Task description: Extract all lines that hold the string "about".

================

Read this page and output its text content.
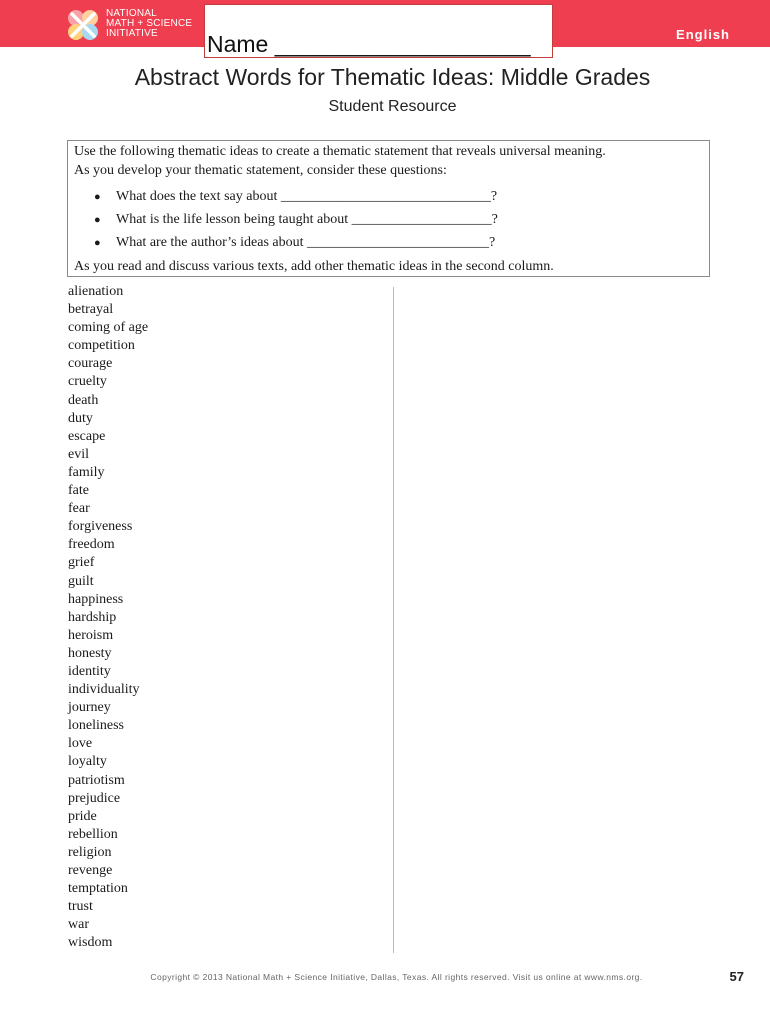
NATIONAL
MATH + SCIENCE
INITIATIVE	English
Name ____________________
Abstract Words for Thematic Ideas: Middle Grades
Student Resource
Use the following thematic ideas to create a thematic statement that reveals universal meaning.
As you develop your thematic statement, consider these questions:
● What does the text say about ______________________________?
● What is the life lesson being taught about ____________________?
● What are the author’s ideas about __________________________?
As you read and discuss various texts, add other thematic ideas in the second column.
alienation
betrayal
coming of age
competition
courage
cruelty
death
duty
escape
evil
family
fate
fear
forgiveness
freedom
grief
guilt
happiness
hardship
heroism
honesty
identity
individuality
journey
loneliness
love
loyalty
patriotism
prejudice
pride
rebellion
religion
revenge
temptation
trust
war
wisdom
Copyright © 2013 National Math + Science Initiative, Dallas, Texas. All rights reserved. Visit us online at www.nms.org.	57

================

Result of this exercise:
● What does the text say about ______________________________?
● What is the life lesson being taught about ____________________?
● What are the author’s ideas about __________________________?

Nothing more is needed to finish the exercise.